● **Problem details**: Can you transcribe the data exactly? Leave the pictures out.

● **Information supplied**:
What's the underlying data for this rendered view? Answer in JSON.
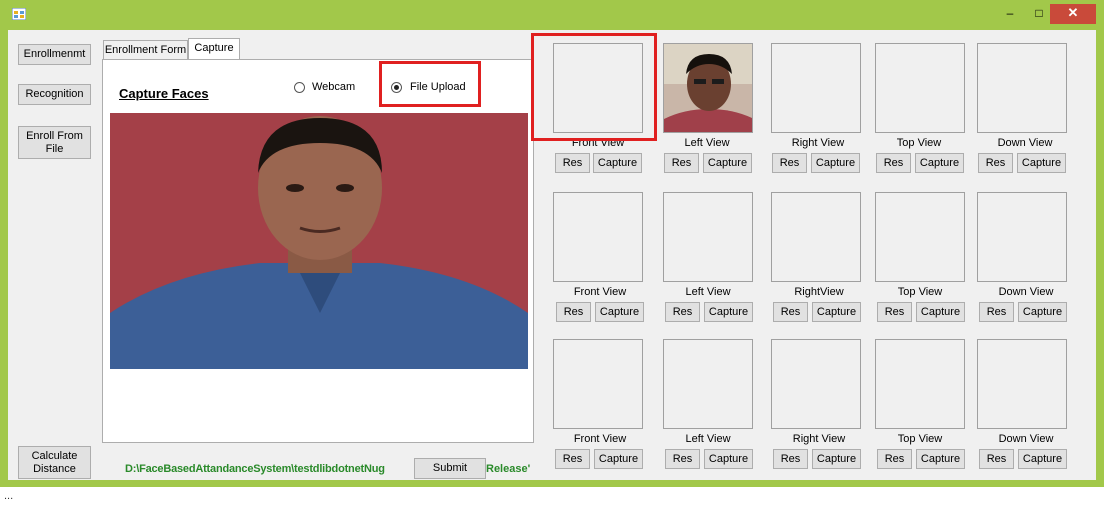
{
  "titlebar": {
    "minimize": "–",
    "maximize": "□",
    "close": "✕"
  },
  "left_buttons": {
    "enrollment": "Enrollmenmt",
    "recognition": "Recognition",
    "enroll_from_file": "Enroll From File",
    "calculate_distance": "Calculate Distance"
  },
  "tabs": [
    {
      "label": "Enrollment Form"
    },
    {
      "label": "Capture"
    }
  ],
  "capture": {
    "title": "Capture Faces",
    "radio_webcam": "Webcam",
    "radio_file_upload": "File Upload",
    "selected": "File Upload"
  },
  "path_text": "D:\\FaceBasedAttandanceSystem\\testdlibdotnetNug",
  "path_suffix": "Release'",
  "submit_label": "Submit",
  "views": {
    "row1": [
      "Front View",
      "Left View",
      "Right View",
      "Top View",
      "Down View"
    ],
    "row2": [
      "Front View",
      "Left View",
      "RightView",
      "Top View",
      "Down View"
    ],
    "row3": [
      "Front View",
      "Left View",
      "Right View",
      "Top View",
      "Down View"
    ]
  },
  "res_label": "Res",
  "capture_label": "Capture",
  "background_text": "...",
  "colors": {
    "titlebar": "#a2c84a",
    "close": "#c94a3a",
    "highlight": "#e02020",
    "path_text": "#2a8a2a"
  }
}
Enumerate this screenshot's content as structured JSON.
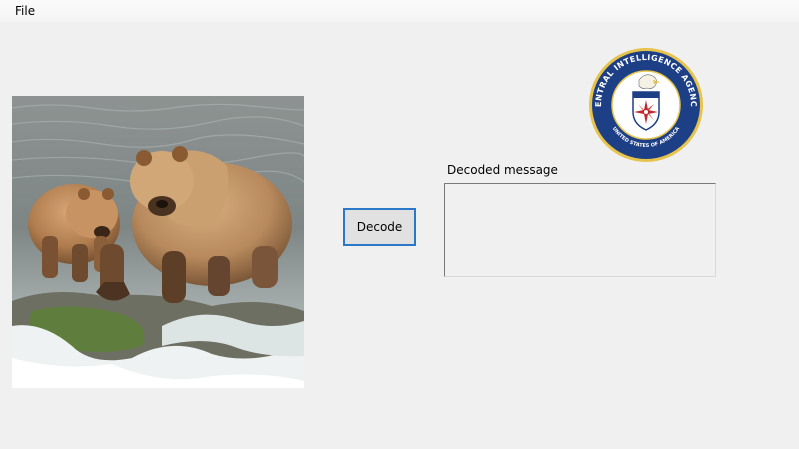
{
  "menu": {
    "items": [
      {
        "label": "File"
      }
    ]
  },
  "main": {
    "decode_button_label": "Decode",
    "decoded_message_label": "Decoded message",
    "decoded_message_value": ""
  },
  "images": {
    "photo": {
      "icon": "bears-photo"
    },
    "seal": {
      "icon": "cia-seal",
      "outer_text": "CENTRAL INTELLIGENCE AGENCY",
      "inner_text": "UNITED STATES OF AMERICA"
    }
  },
  "colors": {
    "window_bg": "#f0f0f0",
    "button_border": "#2a79c9",
    "seal_blue": "#1d3f86",
    "seal_gold": "#e6c34a",
    "seal_red": "#c0282d"
  }
}
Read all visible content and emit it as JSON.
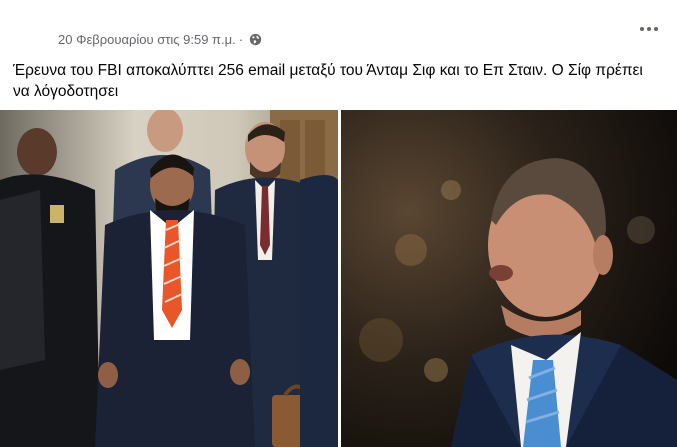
{
  "post": {
    "timestamp": "20 Φεβρουαρίου στις 9:59 π.μ.",
    "separator": "·",
    "audience_icon": "globe-icon",
    "more_icon": "more-options-icon",
    "text": "Έρευνα του FBI αποκαλύπτει 256 email μεταξύ του Άνταμ Σιφ και το Επ Σταιν. Ο Σίφ πρέπει να λόγοδοτησει"
  },
  "images": [
    {
      "name": "photo-left"
    },
    {
      "name": "photo-right"
    }
  ],
  "colors": {
    "meta_text": "#65676b",
    "body_text": "#050505",
    "orange_tie": "#e8562a",
    "blue_tie": "#4a8ed1"
  }
}
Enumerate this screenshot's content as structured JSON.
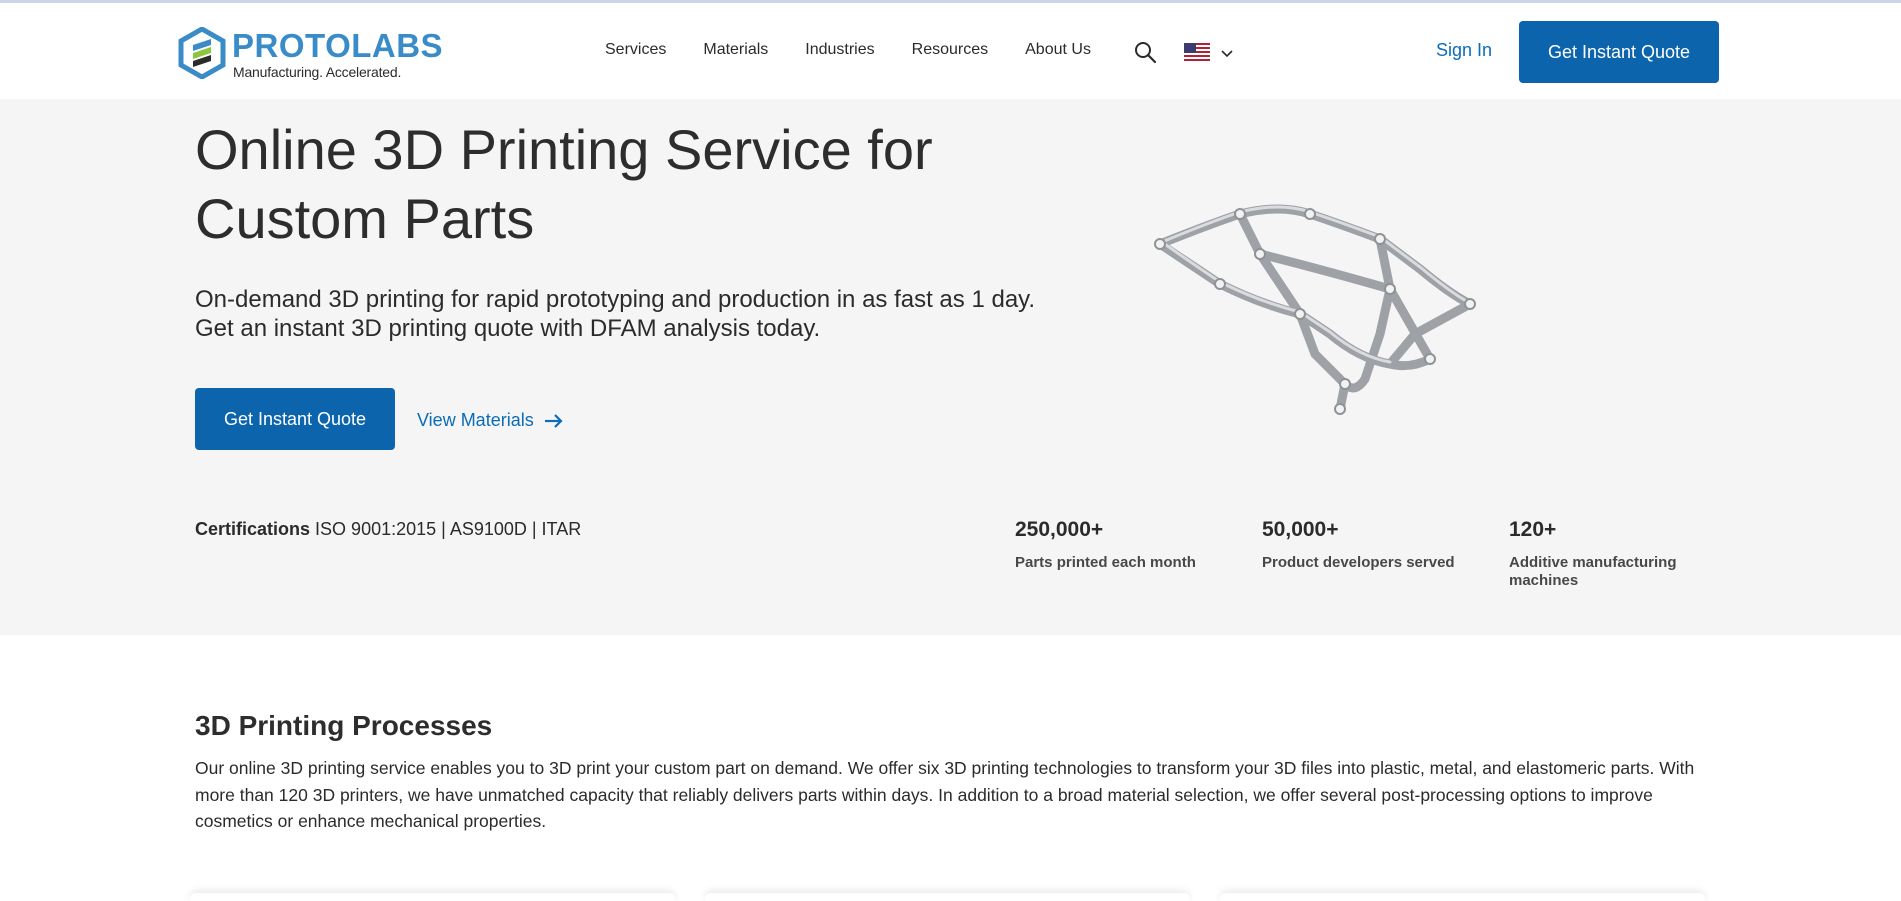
{
  "header": {
    "logo_word": "PROTOLABS",
    "logo_tagline": "Manufacturing. Accelerated.",
    "nav": [
      {
        "label": "Services"
      },
      {
        "label": "Materials"
      },
      {
        "label": "Industries"
      },
      {
        "label": "Resources"
      },
      {
        "label": "About Us"
      }
    ],
    "search_icon": "search-icon",
    "locale_icon": "us-flag-icon",
    "sign_in": "Sign In",
    "cta": "Get Instant Quote"
  },
  "hero": {
    "title": "Online 3D Printing Service for Custom Parts",
    "subtitle": "On-demand 3D printing for rapid prototyping and production in as fast as 1 day. Get an instant 3D printing quote with DFAM analysis today.",
    "cta": "Get Instant Quote",
    "secondary_link": "View Materials",
    "certifications_label": "Certifications",
    "certifications_value": "ISO 9001:2015 | AS9100D | ITAR",
    "stats": [
      {
        "value": "250,000+",
        "label": "Parts printed each month"
      },
      {
        "value": "50,000+",
        "label": "Product developers served"
      },
      {
        "value": "120+",
        "label": "Additive manufacturing machines"
      }
    ]
  },
  "processes": {
    "title": "3D Printing Processes",
    "body": "Our online 3D printing service enables you to 3D print your custom part on demand. We offer six 3D printing technologies to transform your 3D files into plastic, metal, and elastomeric parts. With more than 120 3D printers, we have unmatched capacity that reliably delivers parts within days. In addition to a broad material selection, we offer several post-processing options to improve cosmetics or enhance mechanical properties."
  },
  "colors": {
    "brand_blue": "#0b64ac",
    "link_blue": "#0b6cb7",
    "logo_blue": "#3a8cc8",
    "hero_bg": "#f5f5f5"
  }
}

● **Finished answer**:
What's the underlying data for this rendered view? Answer in JSON.
{
  "titlebar": {
    "minimize": "–",
    "maximize": "□",
    "close": "✕"
  },
  "left_buttons": {
    "enrollment": "Enrollmenmt",
    "recognition": "Recognition",
    "enroll_from_file": "Enroll From File",
    "calculate_distance": "Calculate Distance"
  },
  "tabs": [
    {
      "label": "Enrollment Form"
    },
    {
      "label": "Capture"
    }
  ],
  "capture": {
    "title": "Capture Faces",
    "radio_webcam": "Webcam",
    "radio_file_upload": "File Upload",
    "selected": "File Upload"
  },
  "path_text": "D:\\FaceBasedAttandanceSystem\\testdlibdotnetNug",
  "path_suffix": "Release'",
  "submit_label": "Submit",
  "views": {
    "row1": [
      "Front View",
      "Left View",
      "Right View",
      "Top View",
      "Down View"
    ],
    "row2": [
      "Front View",
      "Left View",
      "RightView",
      "Top View",
      "Down View"
    ],
    "row3": [
      "Front View",
      "Left View",
      "Right View",
      "Top View",
      "Down View"
    ]
  },
  "res_label": "Res",
  "capture_label": "Capture",
  "background_text": "...",
  "colors": {
    "titlebar": "#a2c84a",
    "close": "#c94a3a",
    "highlight": "#e02020",
    "path_text": "#2a8a2a"
  }
}
Enumerate this screenshot's content as structured JSON.
{
  "menu": {
    "items": [
      {
        "label": "File"
      }
    ]
  },
  "main": {
    "decode_button_label": "Decode",
    "decoded_message_label": "Decoded message",
    "decoded_message_value": ""
  },
  "images": {
    "photo": {
      "icon": "bears-photo"
    },
    "seal": {
      "icon": "cia-seal",
      "outer_text": "CENTRAL INTELLIGENCE AGENCY",
      "inner_text": "UNITED STATES OF AMERICA"
    }
  },
  "colors": {
    "window_bg": "#f0f0f0",
    "button_border": "#2a79c9",
    "seal_blue": "#1d3f86",
    "seal_gold": "#e6c34a",
    "seal_red": "#c0282d"
  }
}
Read all visible content and emit it as JSON.
{
  "post": {
    "timestamp": "20 Φεβρουαρίου στις 9:59 π.μ.",
    "separator": "·",
    "audience_icon": "globe-icon",
    "more_icon": "more-options-icon",
    "text": "Έρευνα του FBI αποκαλύπτει 256 email μεταξύ του Άνταμ Σιφ και το Επ Σταιν. Ο Σίφ πρέπει να λόγοδοτησει"
  },
  "images": [
    {
      "name": "photo-left"
    },
    {
      "name": "photo-right"
    }
  ],
  "colors": {
    "meta_text": "#65676b",
    "body_text": "#050505",
    "orange_tie": "#e8562a",
    "blue_tie": "#4a8ed1"
  }
}
Enumerate this screenshot's content as structured JSON.
{
  "header": {
    "logo_word": "PROTOLABS",
    "logo_tagline": "Manufacturing. Accelerated.",
    "nav": [
      {
        "label": "Services"
      },
      {
        "label": "Materials"
      },
      {
        "label": "Industries"
      },
      {
        "label": "Resources"
      },
      {
        "label": "About Us"
      }
    ],
    "search_icon": "search-icon",
    "locale_icon": "us-flag-icon",
    "sign_in": "Sign In",
    "cta": "Get Instant Quote"
  },
  "hero": {
    "title": "Online 3D Printing Service for Custom Parts",
    "subtitle": "On-demand 3D printing for rapid prototyping and production in as fast as 1 day. Get an instant 3D printing quote with DFAM analysis today.",
    "cta": "Get Instant Quote",
    "secondary_link": "View Materials",
    "certifications_label": "Certifications",
    "certifications_value": "ISO 9001:2015 | AS9100D | ITAR",
    "stats": [
      {
        "value": "250,000+",
        "label": "Parts printed each month"
      },
      {
        "value": "50,000+",
        "label": "Product developers served"
      },
      {
        "value": "120+",
        "label": "Additive manufacturing machines"
      }
    ]
  },
  "processes": {
    "title": "3D Printing Processes",
    "body": "Our online 3D printing service enables you to 3D print your custom part on demand. We offer six 3D printing technologies to transform your 3D files into plastic, metal, and elastomeric parts. With more than 120 3D printers, we have unmatched capacity that reliably delivers parts within days. In addition to a broad material selection, we offer several post-processing options to improve cosmetics or enhance mechanical properties."
  },
  "colors": {
    "brand_blue": "#0b64ac",
    "link_blue": "#0b6cb7",
    "logo_blue": "#3a8cc8",
    "hero_bg": "#f5f5f5"
  }
}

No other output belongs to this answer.